▶ **Your objective**
Determine how many lines include "shares". Give the number and nothing else.

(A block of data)
========
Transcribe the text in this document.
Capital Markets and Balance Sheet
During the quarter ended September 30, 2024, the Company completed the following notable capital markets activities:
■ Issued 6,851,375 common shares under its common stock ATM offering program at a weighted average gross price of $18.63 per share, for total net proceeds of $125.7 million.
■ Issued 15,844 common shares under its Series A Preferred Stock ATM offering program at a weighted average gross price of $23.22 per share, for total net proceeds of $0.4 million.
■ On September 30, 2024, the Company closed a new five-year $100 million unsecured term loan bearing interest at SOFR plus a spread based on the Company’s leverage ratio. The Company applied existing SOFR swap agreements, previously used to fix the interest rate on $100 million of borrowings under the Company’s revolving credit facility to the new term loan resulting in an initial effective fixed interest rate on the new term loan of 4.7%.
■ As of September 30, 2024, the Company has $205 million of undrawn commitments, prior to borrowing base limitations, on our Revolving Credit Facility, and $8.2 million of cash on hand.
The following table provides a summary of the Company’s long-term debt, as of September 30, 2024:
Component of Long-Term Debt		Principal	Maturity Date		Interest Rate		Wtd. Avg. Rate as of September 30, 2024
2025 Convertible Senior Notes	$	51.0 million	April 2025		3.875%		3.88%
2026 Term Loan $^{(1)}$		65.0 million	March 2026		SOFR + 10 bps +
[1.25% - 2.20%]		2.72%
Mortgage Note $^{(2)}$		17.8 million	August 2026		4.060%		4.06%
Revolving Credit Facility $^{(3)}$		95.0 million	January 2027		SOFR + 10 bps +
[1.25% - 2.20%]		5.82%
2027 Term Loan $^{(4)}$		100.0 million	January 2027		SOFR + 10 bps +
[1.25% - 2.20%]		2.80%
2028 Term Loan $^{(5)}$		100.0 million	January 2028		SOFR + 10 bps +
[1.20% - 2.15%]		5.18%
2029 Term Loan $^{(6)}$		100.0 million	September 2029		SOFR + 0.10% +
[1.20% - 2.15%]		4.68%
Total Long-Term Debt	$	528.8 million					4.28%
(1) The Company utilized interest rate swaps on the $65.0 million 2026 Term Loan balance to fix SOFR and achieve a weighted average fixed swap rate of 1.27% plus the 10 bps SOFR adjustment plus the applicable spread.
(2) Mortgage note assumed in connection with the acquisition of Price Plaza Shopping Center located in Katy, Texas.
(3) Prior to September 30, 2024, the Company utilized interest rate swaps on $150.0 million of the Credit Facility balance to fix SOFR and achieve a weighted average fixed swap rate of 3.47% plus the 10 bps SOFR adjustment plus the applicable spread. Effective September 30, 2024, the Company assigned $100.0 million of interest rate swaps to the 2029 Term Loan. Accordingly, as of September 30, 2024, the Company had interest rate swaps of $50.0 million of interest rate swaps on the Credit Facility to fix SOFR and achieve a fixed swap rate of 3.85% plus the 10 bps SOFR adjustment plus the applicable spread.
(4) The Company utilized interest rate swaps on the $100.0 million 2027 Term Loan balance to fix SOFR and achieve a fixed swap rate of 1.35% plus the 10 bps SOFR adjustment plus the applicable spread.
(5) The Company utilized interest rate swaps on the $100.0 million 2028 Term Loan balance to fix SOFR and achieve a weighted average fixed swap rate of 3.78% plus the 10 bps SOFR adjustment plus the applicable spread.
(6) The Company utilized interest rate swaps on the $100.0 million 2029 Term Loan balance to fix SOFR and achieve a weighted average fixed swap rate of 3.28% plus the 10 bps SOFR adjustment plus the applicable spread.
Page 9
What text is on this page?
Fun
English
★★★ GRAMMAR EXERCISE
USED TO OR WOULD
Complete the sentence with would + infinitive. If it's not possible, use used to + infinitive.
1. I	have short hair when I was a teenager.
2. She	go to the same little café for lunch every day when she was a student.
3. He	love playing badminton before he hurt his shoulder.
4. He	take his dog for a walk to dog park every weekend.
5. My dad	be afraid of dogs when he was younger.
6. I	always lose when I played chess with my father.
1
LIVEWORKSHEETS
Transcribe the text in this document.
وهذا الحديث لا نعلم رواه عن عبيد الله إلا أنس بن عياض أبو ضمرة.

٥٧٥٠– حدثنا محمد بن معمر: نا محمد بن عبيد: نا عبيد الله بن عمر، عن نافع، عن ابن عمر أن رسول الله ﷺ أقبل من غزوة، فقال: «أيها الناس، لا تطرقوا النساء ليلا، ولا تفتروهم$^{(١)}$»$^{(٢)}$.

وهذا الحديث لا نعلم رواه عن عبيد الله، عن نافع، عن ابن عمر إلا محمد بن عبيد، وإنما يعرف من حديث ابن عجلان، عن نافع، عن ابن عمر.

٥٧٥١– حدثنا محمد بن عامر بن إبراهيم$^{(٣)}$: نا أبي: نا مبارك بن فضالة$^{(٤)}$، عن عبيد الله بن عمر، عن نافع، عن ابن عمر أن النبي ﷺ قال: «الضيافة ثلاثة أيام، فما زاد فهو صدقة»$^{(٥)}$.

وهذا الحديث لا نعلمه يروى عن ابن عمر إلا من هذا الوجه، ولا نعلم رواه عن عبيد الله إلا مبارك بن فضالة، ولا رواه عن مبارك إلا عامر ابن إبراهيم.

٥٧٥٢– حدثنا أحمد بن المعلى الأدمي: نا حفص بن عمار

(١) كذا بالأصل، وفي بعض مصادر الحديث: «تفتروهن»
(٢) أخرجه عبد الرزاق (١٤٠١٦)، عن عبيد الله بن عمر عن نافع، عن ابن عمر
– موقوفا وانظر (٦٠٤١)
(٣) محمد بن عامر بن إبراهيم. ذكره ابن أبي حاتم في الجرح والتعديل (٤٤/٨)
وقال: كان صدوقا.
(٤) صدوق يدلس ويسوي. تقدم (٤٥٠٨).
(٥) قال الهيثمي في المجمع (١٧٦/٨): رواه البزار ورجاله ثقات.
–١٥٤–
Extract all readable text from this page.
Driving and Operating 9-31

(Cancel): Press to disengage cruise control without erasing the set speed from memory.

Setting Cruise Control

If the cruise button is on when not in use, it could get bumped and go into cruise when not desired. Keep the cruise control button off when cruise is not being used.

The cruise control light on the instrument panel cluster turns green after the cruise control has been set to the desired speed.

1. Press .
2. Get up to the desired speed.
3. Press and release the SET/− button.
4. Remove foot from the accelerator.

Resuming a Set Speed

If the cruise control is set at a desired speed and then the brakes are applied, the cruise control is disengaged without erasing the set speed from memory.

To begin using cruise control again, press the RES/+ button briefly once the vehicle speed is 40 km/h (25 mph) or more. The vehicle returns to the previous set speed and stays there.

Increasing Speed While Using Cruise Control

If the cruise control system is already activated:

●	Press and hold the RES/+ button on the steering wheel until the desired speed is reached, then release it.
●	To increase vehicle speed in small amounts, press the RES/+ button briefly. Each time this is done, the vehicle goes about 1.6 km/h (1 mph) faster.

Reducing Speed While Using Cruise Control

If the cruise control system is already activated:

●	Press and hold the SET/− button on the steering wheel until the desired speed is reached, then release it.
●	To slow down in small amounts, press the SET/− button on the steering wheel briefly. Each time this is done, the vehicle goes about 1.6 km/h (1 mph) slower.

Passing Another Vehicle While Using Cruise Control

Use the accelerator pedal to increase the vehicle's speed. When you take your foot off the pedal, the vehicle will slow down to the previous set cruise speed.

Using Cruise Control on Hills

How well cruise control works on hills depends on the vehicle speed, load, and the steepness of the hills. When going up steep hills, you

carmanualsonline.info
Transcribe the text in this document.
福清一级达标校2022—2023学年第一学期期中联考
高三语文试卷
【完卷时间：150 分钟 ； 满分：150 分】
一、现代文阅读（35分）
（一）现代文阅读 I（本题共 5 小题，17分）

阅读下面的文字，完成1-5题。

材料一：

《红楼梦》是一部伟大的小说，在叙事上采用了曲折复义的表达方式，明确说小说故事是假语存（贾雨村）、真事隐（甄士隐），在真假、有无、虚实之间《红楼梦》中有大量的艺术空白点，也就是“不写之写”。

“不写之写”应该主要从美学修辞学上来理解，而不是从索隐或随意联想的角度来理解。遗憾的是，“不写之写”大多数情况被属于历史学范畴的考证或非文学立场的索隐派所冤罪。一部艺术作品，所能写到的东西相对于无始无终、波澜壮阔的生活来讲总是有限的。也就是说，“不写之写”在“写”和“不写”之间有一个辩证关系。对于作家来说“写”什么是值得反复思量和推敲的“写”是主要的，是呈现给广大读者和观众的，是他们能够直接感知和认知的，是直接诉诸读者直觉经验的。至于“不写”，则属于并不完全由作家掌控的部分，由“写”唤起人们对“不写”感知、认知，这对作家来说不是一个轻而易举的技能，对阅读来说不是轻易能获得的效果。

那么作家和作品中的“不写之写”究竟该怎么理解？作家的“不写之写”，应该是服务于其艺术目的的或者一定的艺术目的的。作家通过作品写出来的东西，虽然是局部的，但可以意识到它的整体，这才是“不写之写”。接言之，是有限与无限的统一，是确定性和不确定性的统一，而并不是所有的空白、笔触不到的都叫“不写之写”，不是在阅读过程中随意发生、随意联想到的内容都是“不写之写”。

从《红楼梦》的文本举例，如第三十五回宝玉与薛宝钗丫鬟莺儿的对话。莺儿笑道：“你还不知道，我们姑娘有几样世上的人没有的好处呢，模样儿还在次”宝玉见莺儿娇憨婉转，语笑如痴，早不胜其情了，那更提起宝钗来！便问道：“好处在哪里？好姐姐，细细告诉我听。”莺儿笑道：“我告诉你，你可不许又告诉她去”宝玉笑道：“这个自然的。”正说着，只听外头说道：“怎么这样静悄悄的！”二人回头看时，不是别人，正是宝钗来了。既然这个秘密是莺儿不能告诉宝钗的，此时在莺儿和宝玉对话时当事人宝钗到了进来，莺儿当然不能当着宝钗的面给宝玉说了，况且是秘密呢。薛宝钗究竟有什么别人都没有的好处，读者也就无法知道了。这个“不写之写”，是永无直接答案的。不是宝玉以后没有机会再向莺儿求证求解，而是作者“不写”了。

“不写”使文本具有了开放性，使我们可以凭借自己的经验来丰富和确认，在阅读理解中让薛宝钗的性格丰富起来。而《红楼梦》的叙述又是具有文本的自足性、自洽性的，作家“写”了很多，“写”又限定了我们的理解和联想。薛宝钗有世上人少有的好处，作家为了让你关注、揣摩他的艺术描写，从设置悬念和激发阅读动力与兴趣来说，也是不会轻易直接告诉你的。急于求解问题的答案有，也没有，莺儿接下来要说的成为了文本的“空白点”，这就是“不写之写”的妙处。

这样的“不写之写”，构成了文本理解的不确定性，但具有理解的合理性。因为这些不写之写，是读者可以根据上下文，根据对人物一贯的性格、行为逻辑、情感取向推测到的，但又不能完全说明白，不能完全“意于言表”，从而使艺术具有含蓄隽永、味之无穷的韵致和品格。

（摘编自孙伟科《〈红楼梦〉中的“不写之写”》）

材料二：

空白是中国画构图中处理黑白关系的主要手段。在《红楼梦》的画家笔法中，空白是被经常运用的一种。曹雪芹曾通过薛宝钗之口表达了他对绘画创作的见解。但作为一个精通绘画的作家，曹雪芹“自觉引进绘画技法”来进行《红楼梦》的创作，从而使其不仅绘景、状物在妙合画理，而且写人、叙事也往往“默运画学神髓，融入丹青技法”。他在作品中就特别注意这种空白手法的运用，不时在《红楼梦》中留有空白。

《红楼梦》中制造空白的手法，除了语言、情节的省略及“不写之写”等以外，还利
========
▶ **Solution to the problem**
2